## Begin Data for this task

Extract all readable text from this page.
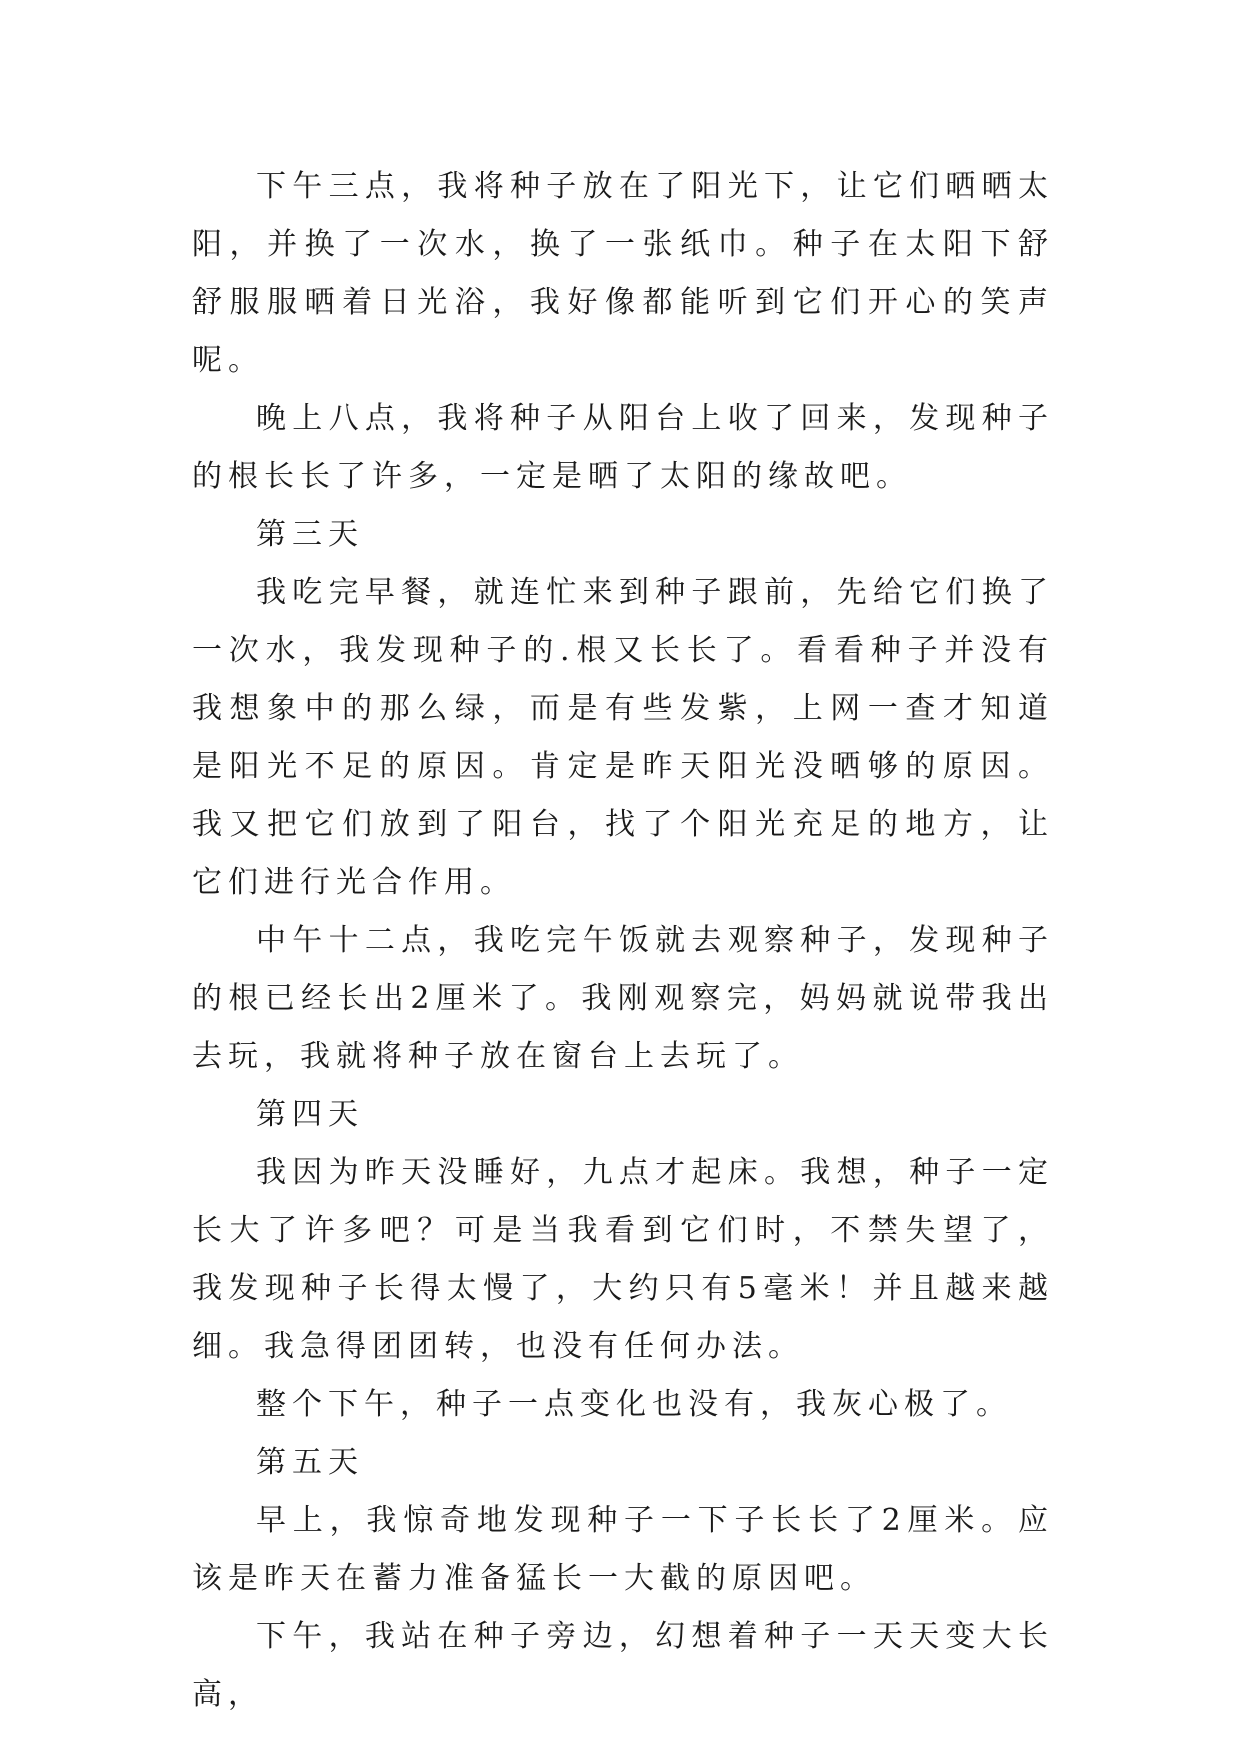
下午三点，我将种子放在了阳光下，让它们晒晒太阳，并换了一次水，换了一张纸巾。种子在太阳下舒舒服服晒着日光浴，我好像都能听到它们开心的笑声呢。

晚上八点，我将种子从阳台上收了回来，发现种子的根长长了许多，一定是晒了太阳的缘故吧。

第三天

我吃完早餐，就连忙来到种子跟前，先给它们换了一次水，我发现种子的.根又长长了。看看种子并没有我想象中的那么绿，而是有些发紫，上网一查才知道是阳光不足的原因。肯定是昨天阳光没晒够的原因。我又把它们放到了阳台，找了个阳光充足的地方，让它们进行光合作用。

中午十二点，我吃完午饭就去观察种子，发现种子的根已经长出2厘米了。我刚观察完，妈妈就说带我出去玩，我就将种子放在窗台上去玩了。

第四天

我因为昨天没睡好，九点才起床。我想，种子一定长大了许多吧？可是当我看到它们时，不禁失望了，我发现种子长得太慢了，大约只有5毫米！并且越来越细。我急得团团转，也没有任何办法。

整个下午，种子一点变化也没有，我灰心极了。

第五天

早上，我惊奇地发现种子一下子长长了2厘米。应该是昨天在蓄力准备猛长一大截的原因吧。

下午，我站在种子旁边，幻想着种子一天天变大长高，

## End Data for this task

▸ **Exercise directions**
Omit any images, then output the listing exactly.

▸ **Written reply**
Extract all readable text from this page.
下午三点，我将种子放在了阳光下，让它们晒晒太阳，并换了一次水，换了一张纸巾。种子在太阳下舒舒服服晒着日光浴，我好像都能听到它们开心的笑声呢。

晚上八点，我将种子从阳台上收了回来，发现种子的根长长了许多，一定是晒了太阳的缘故吧。

第三天

我吃完早餐，就连忙来到种子跟前，先给它们换了一次水，我发现种子的.根又长长了。看看种子并没有我想象中的那么绿，而是有些发紫，上网一查才知道是阳光不足的原因。肯定是昨天阳光没晒够的原因。我又把它们放到了阳台，找了个阳光充足的地方，让它们进行光合作用。

中午十二点，我吃完午饭就去观察种子，发现种子的根已经长出2厘米了。我刚观察完，妈妈就说带我出去玩，我就将种子放在窗台上去玩了。

第四天

我因为昨天没睡好，九点才起床。我想，种子一定长大了许多吧？可是当我看到它们时，不禁失望了，我发现种子长得太慢了，大约只有5毫米！并且越来越细。我急得团团转，也没有任何办法。

整个下午，种子一点变化也没有，我灰心极了。

第五天

早上，我惊奇地发现种子一下子长长了2厘米。应该是昨天在蓄力准备猛长一大截的原因吧。

下午，我站在种子旁边，幻想着种子一天天变大长高，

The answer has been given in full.